**** Exercise inputs ****

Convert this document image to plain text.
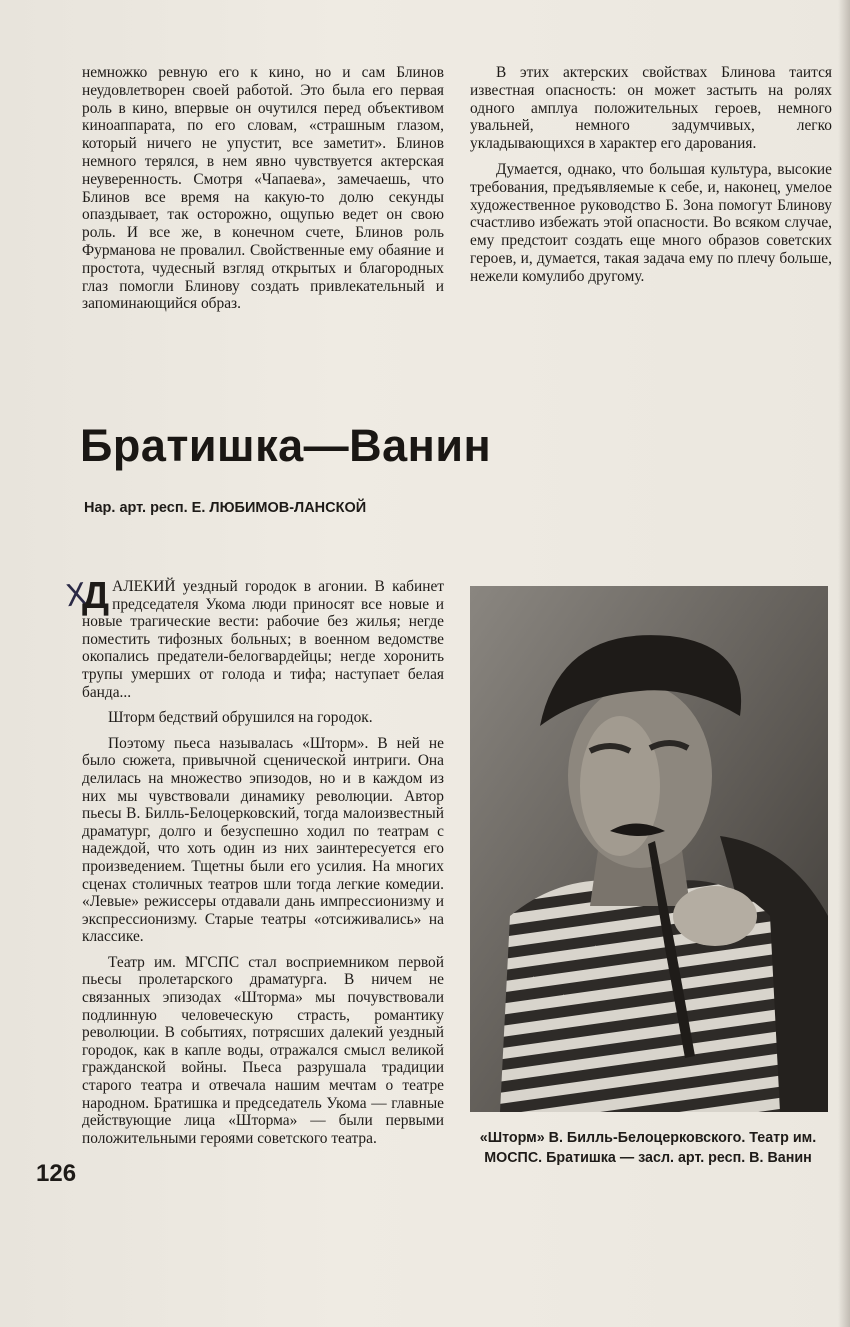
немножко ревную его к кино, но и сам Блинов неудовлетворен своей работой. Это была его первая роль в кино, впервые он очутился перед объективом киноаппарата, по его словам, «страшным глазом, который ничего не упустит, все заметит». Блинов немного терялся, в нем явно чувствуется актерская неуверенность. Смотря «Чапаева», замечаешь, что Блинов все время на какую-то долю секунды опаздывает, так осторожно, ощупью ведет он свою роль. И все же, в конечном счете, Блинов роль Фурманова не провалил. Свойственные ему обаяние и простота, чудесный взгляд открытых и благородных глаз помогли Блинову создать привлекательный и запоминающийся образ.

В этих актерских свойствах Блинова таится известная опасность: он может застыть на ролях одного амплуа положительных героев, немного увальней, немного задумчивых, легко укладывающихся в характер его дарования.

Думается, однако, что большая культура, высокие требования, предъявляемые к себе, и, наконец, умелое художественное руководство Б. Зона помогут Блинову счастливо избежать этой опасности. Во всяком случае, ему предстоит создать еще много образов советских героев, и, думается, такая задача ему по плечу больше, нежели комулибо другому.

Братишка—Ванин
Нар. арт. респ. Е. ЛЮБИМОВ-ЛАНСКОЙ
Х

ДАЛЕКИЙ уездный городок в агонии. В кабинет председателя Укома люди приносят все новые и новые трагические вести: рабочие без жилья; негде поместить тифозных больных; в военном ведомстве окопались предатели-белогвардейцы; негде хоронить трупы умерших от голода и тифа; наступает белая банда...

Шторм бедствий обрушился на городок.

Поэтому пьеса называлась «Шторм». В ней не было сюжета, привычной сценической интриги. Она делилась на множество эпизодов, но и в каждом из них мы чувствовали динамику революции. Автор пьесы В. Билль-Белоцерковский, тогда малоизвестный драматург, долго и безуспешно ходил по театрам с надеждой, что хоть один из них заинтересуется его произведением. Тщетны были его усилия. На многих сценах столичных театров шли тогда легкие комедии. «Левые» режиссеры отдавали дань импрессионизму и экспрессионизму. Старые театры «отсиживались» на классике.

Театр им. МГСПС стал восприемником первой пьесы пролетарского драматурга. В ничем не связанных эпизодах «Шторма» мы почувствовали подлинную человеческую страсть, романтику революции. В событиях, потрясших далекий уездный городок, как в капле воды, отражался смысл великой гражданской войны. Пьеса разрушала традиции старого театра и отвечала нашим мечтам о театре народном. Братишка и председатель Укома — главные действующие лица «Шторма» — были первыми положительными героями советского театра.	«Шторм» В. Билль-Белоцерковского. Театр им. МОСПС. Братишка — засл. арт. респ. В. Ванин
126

****

§ **Task to carry out**:
Strip out the pictures and quote the remaining data word for word.

§ **Solution to this exercise**:
Convert this document image to plain text.
немножко ревную его к кино, но и сам Блинов неудовлетворен своей работой. Это была его первая роль в кино, впервые он очутился перед объективом киноаппарата, по его словам, «страшным глазом, который ничего не упустит, все заметит». Блинов немного терялся, в нем явно чувствуется актерская неуверенность. Смотря «Чапаева», замечаешь, что Блинов все время на какую-то долю секунды опаздывает, так осторожно, ощупью ведет он свою роль. И все же, в конечном счете, Блинов роль Фурманова не провалил. Свойственные ему обаяние и простота, чудесный взгляд открытых и благородных глаз помогли Блинову создать привлекательный и запоминающийся образ.

В этих актерских свойствах Блинова таится известная опасность: он может застыть на ролях одного амплуа положительных героев, немного увальней, немного задумчивых, легко укладывающихся в характер его дарования.

Думается, однако, что большая культура, высокие требования, предъявляемые к себе, и, наконец, умелое художественное руководство Б. Зона помогут Блинову счастливо избежать этой опасности. Во всяком случае, ему предстоит создать еще много образов советских героев, и, думается, такая задача ему по плечу больше, нежели комулибо другому.

Братишка—Ванин
Нар. арт. респ. Е. ЛЮБИМОВ-ЛАНСКОЙ
Х

ДАЛЕКИЙ уездный городок в агонии. В кабинет председателя Укома люди приносят все новые и новые трагические вести: рабочие без жилья; негде поместить тифозных больных; в военном ведомстве окопались предатели-белогвардейцы; негде хоронить трупы умерших от голода и тифа; наступает белая банда...

Шторм бедствий обрушился на городок.

Поэтому пьеса называлась «Шторм». В ней не было сюжета, привычной сценической интриги. Она делилась на множество эпизодов, но и в каждом из них мы чувствовали динамику революции. Автор пьесы В. Билль-Белоцерковский, тогда малоизвестный драматург, долго и безуспешно ходил по театрам с надеждой, что хоть один из них заинтересуется его произведением. Тщетны были его усилия. На многих сценах столичных театров шли тогда легкие комедии. «Левые» режиссеры отдавали дань импрессионизму и экспрессионизму. Старые театры «отсиживались» на классике.

Театр им. МГСПС стал восприемником первой пьесы пролетарского драматурга. В ничем не связанных эпизодах «Шторма» мы почувствовали подлинную человеческую страсть, романтику революции. В событиях, потрясших далекий уездный городок, как в капле воды, отражался смысл великой гражданской войны. Пьеса разрушала традиции старого театра и отвечала нашим мечтам о театре народном. Братишка и председатель Укома — главные действующие лица «Шторма» — были первыми положительными героями советского театра.	«Шторм» В. Билль-Белоцерковского. Театр им. МОСПС. Братишка — засл. арт. респ. В. Ванин
126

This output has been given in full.